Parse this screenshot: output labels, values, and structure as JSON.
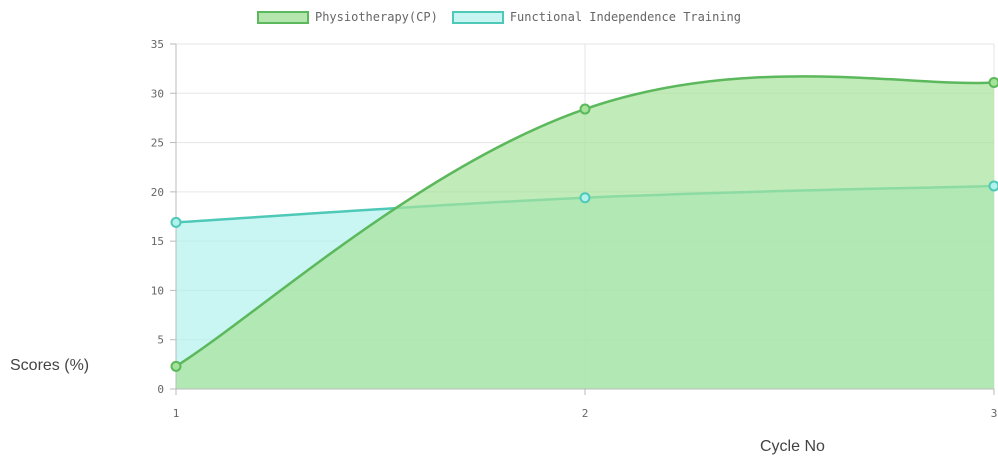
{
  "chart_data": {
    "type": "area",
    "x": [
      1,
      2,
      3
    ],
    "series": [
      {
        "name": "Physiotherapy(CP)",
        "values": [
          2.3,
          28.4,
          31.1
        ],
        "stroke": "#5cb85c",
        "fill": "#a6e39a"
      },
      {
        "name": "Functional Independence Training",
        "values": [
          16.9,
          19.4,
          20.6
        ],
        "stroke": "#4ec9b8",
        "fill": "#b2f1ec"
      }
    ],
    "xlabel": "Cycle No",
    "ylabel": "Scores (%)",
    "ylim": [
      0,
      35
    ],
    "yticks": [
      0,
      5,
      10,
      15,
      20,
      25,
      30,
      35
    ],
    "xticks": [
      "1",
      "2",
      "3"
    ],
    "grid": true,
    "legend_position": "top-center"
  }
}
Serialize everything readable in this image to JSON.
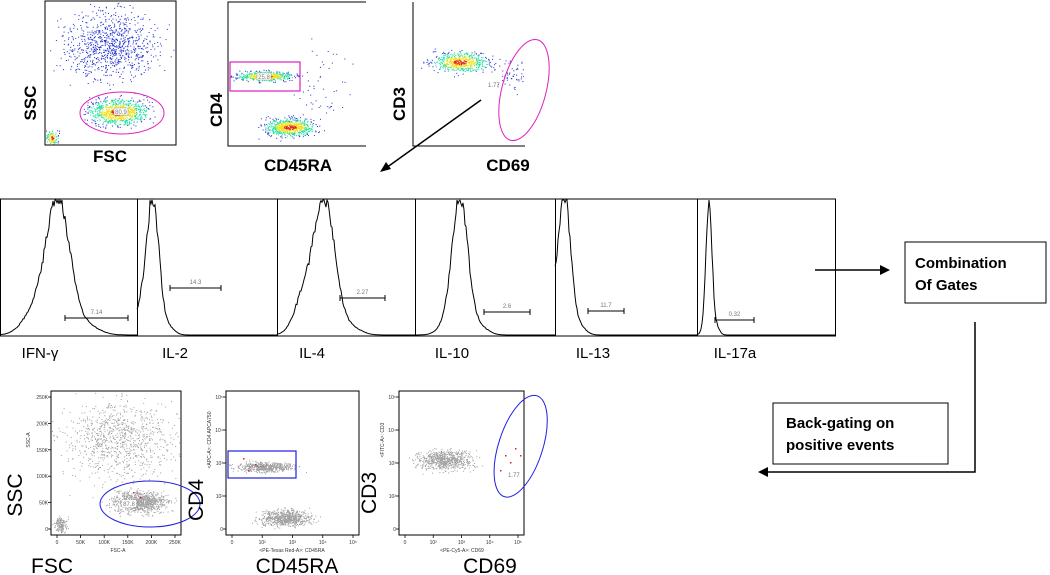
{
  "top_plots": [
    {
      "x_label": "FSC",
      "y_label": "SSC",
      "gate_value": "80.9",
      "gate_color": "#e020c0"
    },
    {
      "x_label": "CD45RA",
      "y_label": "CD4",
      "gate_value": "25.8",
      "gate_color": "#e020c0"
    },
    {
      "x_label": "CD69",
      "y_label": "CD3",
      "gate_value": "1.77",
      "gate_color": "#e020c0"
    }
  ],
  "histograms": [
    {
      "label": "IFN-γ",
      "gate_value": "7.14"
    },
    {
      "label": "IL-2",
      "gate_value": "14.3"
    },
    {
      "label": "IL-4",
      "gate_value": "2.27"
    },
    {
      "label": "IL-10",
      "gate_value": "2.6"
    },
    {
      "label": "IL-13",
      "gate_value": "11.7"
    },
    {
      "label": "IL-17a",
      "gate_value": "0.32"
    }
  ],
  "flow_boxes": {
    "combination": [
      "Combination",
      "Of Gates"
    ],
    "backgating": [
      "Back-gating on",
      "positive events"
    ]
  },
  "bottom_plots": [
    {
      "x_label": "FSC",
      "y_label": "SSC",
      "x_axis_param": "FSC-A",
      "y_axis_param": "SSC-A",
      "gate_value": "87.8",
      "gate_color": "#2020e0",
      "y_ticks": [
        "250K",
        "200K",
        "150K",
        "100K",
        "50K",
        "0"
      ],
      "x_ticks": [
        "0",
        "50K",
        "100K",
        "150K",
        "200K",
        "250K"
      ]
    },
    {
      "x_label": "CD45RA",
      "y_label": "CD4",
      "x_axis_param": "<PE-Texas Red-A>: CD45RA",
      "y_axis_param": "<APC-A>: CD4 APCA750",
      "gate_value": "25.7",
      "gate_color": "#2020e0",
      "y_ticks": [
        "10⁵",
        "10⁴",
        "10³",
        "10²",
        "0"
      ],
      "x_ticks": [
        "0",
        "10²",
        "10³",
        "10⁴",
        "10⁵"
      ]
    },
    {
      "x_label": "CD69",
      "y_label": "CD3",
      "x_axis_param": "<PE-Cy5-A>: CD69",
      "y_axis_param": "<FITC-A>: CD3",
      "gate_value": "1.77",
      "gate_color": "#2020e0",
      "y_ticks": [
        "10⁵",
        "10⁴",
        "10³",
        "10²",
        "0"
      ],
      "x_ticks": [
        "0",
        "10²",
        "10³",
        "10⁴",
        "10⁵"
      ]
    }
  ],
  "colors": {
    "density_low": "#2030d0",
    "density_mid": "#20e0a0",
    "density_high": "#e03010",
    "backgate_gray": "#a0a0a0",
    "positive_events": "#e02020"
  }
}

========================================================================

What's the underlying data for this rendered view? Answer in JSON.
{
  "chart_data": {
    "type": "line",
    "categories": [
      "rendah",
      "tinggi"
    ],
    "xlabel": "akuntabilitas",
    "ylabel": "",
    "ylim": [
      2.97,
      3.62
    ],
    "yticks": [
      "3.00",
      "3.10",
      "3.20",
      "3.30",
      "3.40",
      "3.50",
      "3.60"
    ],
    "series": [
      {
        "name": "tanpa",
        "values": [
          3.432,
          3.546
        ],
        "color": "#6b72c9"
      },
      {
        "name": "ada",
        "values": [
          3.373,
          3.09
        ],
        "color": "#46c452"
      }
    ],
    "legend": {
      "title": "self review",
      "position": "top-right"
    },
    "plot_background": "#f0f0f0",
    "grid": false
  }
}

========================================================================

Determine how many lines above contain "xlabel" as a word or string. Give the number alone.

→ WRITTEN RESPONSE
2